[Stated goal]: Print the full listing exactly.

[Exercise materials]:
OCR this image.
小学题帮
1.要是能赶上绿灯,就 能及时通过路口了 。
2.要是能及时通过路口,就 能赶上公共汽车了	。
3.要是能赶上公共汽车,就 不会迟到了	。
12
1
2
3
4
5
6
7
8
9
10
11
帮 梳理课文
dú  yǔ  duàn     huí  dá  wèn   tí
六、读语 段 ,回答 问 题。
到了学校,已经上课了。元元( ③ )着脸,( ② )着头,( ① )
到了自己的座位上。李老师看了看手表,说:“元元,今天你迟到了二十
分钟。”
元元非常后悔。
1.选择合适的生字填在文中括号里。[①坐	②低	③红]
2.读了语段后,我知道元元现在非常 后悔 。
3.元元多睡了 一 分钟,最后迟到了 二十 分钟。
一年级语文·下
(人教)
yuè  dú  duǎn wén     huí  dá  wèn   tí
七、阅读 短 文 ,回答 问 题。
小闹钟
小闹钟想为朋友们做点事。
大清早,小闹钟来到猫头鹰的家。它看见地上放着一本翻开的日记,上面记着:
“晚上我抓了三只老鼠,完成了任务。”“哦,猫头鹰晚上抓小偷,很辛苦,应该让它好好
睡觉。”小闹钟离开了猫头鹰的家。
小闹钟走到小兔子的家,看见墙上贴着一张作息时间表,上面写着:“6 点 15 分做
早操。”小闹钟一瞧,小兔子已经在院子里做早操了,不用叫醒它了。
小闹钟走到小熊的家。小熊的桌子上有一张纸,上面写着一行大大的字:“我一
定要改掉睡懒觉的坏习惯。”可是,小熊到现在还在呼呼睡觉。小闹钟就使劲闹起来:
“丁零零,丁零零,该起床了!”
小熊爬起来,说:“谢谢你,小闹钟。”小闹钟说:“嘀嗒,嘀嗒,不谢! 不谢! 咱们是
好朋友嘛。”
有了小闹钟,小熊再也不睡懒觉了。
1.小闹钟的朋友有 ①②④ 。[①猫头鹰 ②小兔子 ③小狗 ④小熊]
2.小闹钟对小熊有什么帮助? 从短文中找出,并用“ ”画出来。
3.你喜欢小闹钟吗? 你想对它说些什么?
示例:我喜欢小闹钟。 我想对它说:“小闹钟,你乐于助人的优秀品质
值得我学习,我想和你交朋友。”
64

[Reply]:
OCR this image.
小学题帮
1.要是能赶上绿灯,就 能及时通过路口了 。
2.要是能及时通过路口,就 能赶上公共汽车了	。
3.要是能赶上公共汽车,就 不会迟到了	。
12
1
2
3
4
5
6
7
8
9
10
11
帮 梳理课文
dú  yǔ  duàn     huí  dá  wèn   tí
六、读语 段 ,回答 问 题。
到了学校,已经上课了。元元( ③ )着脸,( ② )着头,( ① )
到了自己的座位上。李老师看了看手表,说:“元元,今天你迟到了二十
分钟。”
元元非常后悔。
1.选择合适的生字填在文中括号里。[①坐	②低	③红]
2.读了语段后,我知道元元现在非常 后悔 。
3.元元多睡了 一 分钟,最后迟到了 二十 分钟。
一年级语文·下
(人教)
yuè  dú  duǎn wén     huí  dá  wèn   tí
七、阅读 短 文 ,回答 问 题。
小闹钟
小闹钟想为朋友们做点事。
大清早,小闹钟来到猫头鹰的家。它看见地上放着一本翻开的日记,上面记着:
“晚上我抓了三只老鼠,完成了任务。”“哦,猫头鹰晚上抓小偷,很辛苦,应该让它好好
睡觉。”小闹钟离开了猫头鹰的家。
小闹钟走到小兔子的家,看见墙上贴着一张作息时间表,上面写着:“6 点 15 分做
早操。”小闹钟一瞧,小兔子已经在院子里做早操了,不用叫醒它了。
小闹钟走到小熊的家。小熊的桌子上有一张纸,上面写着一行大大的字:“我一
定要改掉睡懒觉的坏习惯。”可是,小熊到现在还在呼呼睡觉。小闹钟就使劲闹起来:
“丁零零,丁零零,该起床了!”
小熊爬起来,说:“谢谢你,小闹钟。”小闹钟说:“嘀嗒,嘀嗒,不谢! 不谢! 咱们是
好朋友嘛。”
有了小闹钟,小熊再也不睡懒觉了。
1.小闹钟的朋友有 ①②④ 。[①猫头鹰 ②小兔子 ③小狗 ④小熊]
2.小闹钟对小熊有什么帮助? 从短文中找出,并用“ ”画出来。
3.你喜欢小闹钟吗? 你想对它说些什么?
示例:我喜欢小闹钟。 我想对它说:“小闹钟,你乐于助人的优秀品质
值得我学习,我想和你交朋友。”
64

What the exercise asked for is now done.